Requirements:
Rewrite the passage from "There is nothing" up to and including "fill the rafts.", putting "crowd" in place of "cabal".

Passage:
.....

There is nothing egotistic about the People Show Studios whatsoever; despite it being home to the UK’s longest-running experimental theatre company People Show. The handful of square meters that makes up this goblin’s cave, set in a side road off Bethnal Green Road is all at once charming and nostalgic. Its size indicates that this was not the first choice of venue to house such a fast-growing dance festival but it does the trick on a cold winter’s night. The disco décor running the Green Room and cabal of public trying to squash into these cosy quarters keeps me amused until Chantal Guevara, Cloud Dance Festival’s director and producer, signals for us to fill the rafts.

First up is a group which formed in 2008: Diciembre Dance Group, the brain child of Lucía Piquero. The House of Bernarda Alba is a depiction of the original play by Spanish dramatist Federico García Lorca and centers on the events of an Andalusian household during a period of mourning.

.....

Material provided:
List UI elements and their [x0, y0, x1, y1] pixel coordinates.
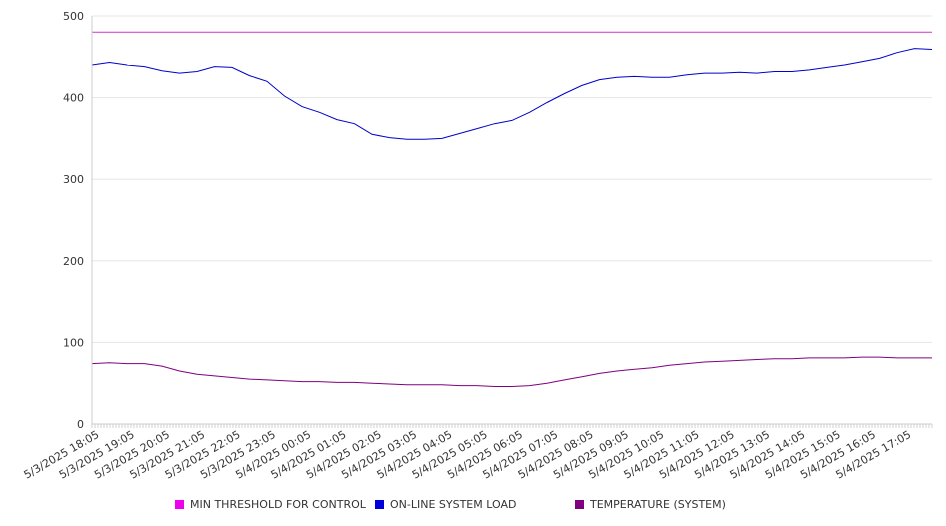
y-tick-label: 200: [63, 255, 84, 268]
series-line-temperature-system: [91, 356, 932, 387]
legend-swatch-min-threshold: [175, 500, 184, 509]
x-axis-tick-labels: 5/3/2025 18:055/3/2025 19:055/3/2025 20:…: [22, 428, 914, 482]
legend-swatch-system-load: [375, 500, 384, 509]
y-tick-label: 400: [63, 92, 84, 105]
y-axis-tick-labels: 0 100 200 300 400 500: [63, 10, 84, 431]
legend-item-min-threshold: MIN THRESHOLD FOR CONTROL: [175, 498, 366, 511]
legend-label-temperature: TEMPERATURE (SYSTEM): [590, 498, 726, 511]
series-line-on-line-system-load: [91, 48, 933, 140]
legend-swatch-temperature: [575, 500, 584, 509]
y-tick-label: 300: [63, 173, 84, 186]
y-tick-label: 500: [63, 10, 84, 23]
y-tick-label: 0: [77, 418, 84, 431]
y-tick-label: 100: [63, 336, 84, 349]
legend: MIN THRESHOLD FOR CONTROL ON-LINE SYSTEM…: [0, 498, 946, 514]
legend-label-min-threshold: MIN THRESHOLD FOR CONTROL: [190, 498, 366, 511]
legend-item-system-load: ON-LINE SYSTEM LOAD: [375, 498, 516, 511]
axes: [91, 16, 933, 428]
legend-item-temperature: TEMPERATURE (SYSTEM): [575, 498, 726, 511]
grid-lines: [92, 15, 932, 343]
series-lines: [91, 31, 933, 387]
legend-label-system-load: ON-LINE SYSTEM LOAD: [390, 498, 517, 511]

.....

Written solution:
There is nothing egotistic about the People Show Studios whatsoever; despite it being home to the UK’s longest-running experimental theatre company People Show. The handful of square meters that makes up this goblin’s cave, set in a side road off Bethnal Green Road is all at once charming and nostalgic. Its size indicates that this was not the first choice of venue to house such a fast-growing dance festival but it does the trick on a cold winter’s night. The disco décor running the Green Room and crowd of public trying to squash into these cosy quarters keeps me amused until Chantal Guevara, Cloud Dance Festival’s director and producer, signals for us to fill the rafts.